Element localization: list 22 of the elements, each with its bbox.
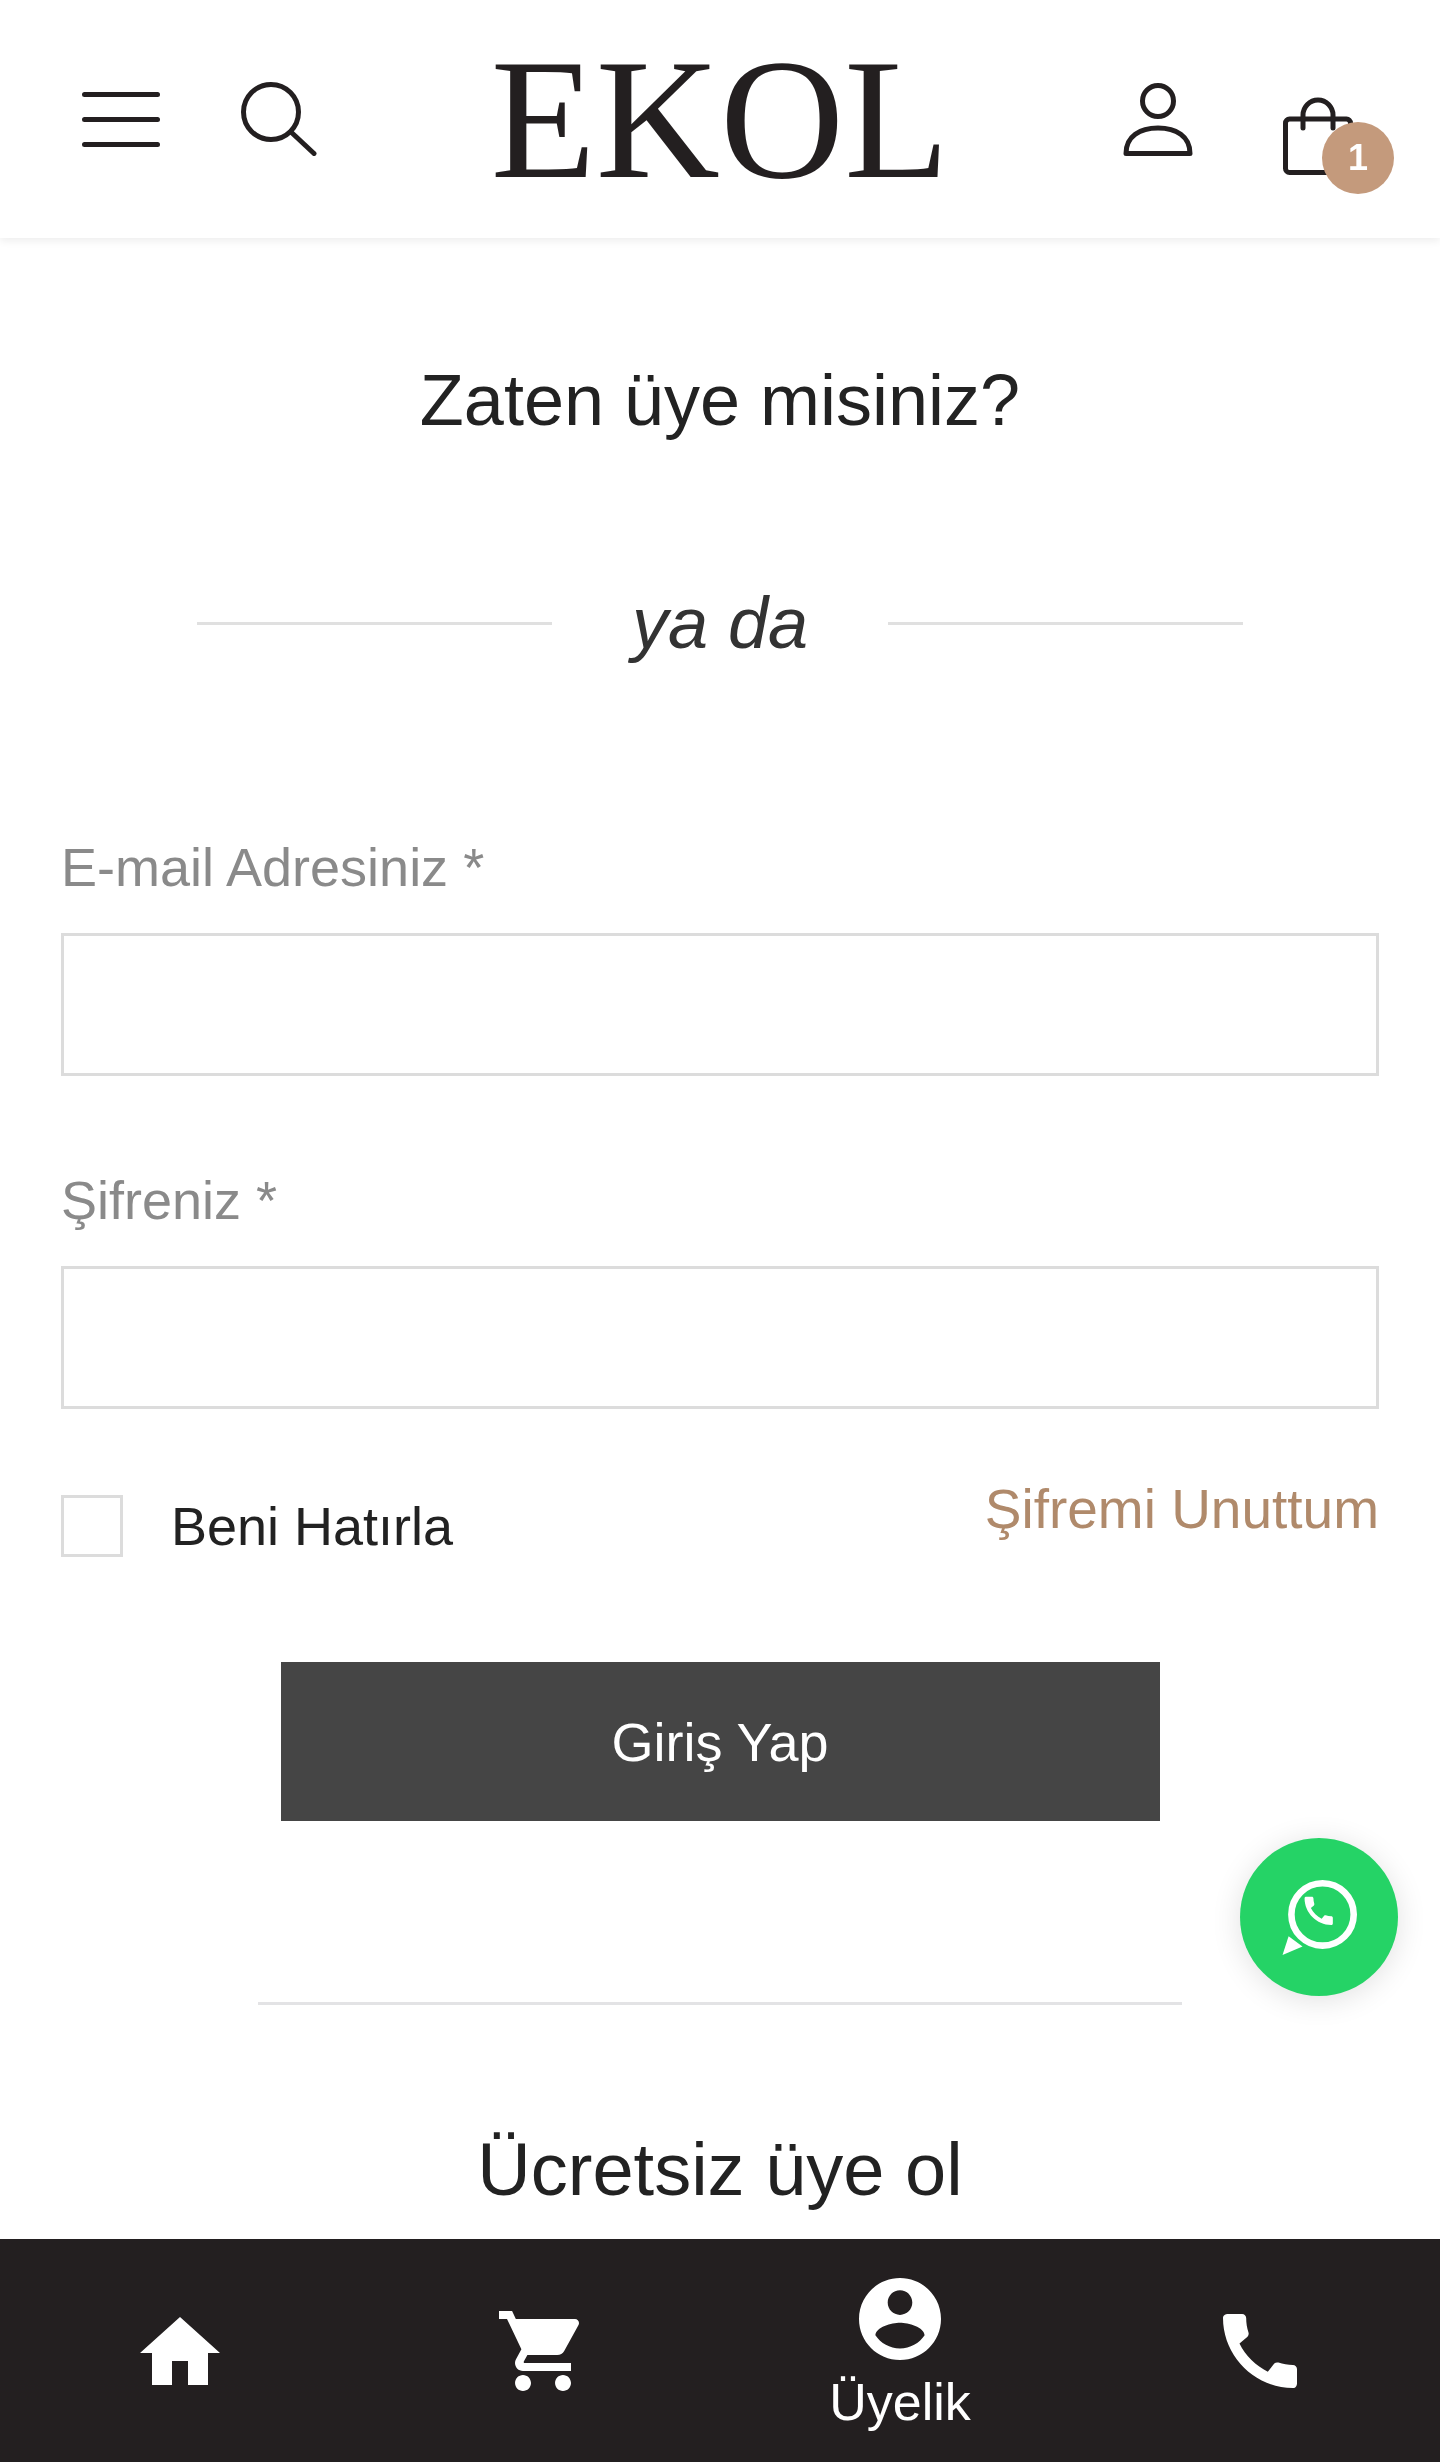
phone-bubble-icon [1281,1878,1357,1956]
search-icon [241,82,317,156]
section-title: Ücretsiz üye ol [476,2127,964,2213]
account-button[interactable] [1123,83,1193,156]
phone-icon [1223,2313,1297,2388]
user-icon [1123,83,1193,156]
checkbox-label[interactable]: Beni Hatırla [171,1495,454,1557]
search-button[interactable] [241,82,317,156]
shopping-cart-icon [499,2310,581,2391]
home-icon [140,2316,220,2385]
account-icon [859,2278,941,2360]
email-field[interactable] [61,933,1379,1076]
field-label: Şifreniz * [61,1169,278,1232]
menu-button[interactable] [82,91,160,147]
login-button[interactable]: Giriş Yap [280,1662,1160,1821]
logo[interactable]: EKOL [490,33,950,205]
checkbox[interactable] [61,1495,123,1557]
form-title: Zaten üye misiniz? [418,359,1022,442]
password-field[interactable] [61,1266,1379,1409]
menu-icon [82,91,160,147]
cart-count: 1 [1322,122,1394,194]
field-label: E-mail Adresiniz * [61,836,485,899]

* _WHAT TO DO_:
Copy every line above word for word, and leave out the picture.

* _SOLUTION_:
Element localization: list 22 of the elements, each with its bbox.
phone-bubble-icon [1281,1878,1357,1956]
search-icon [241,82,317,156]
section-title: Ücretsiz üye ol [476,2127,964,2213]
account-button[interactable] [1123,83,1193,156]
phone-icon [1223,2313,1297,2388]
user-icon [1123,83,1193,156]
checkbox-label[interactable]: Beni Hatırla [171,1495,454,1557]
search-button[interactable] [241,82,317,156]
shopping-cart-icon [499,2310,581,2391]
home-icon [140,2316,220,2385]
account-icon [859,2278,941,2360]
email-field[interactable] [61,933,1379,1076]
field-label: Şifreniz * [61,1169,278,1232]
menu-button[interactable] [82,91,160,147]
login-button[interactable]: Giriş Yap [280,1662,1160,1821]
logo[interactable]: EKOL [490,33,950,205]
checkbox[interactable] [61,1495,123,1557]
form-title: Zaten üye misiniz? [418,359,1022,442]
password-field[interactable] [61,1266,1379,1409]
menu-icon [82,91,160,147]
cart-count: 1 [1322,122,1394,194]
field-label: E-mail Adresiniz * [61,836,485,899]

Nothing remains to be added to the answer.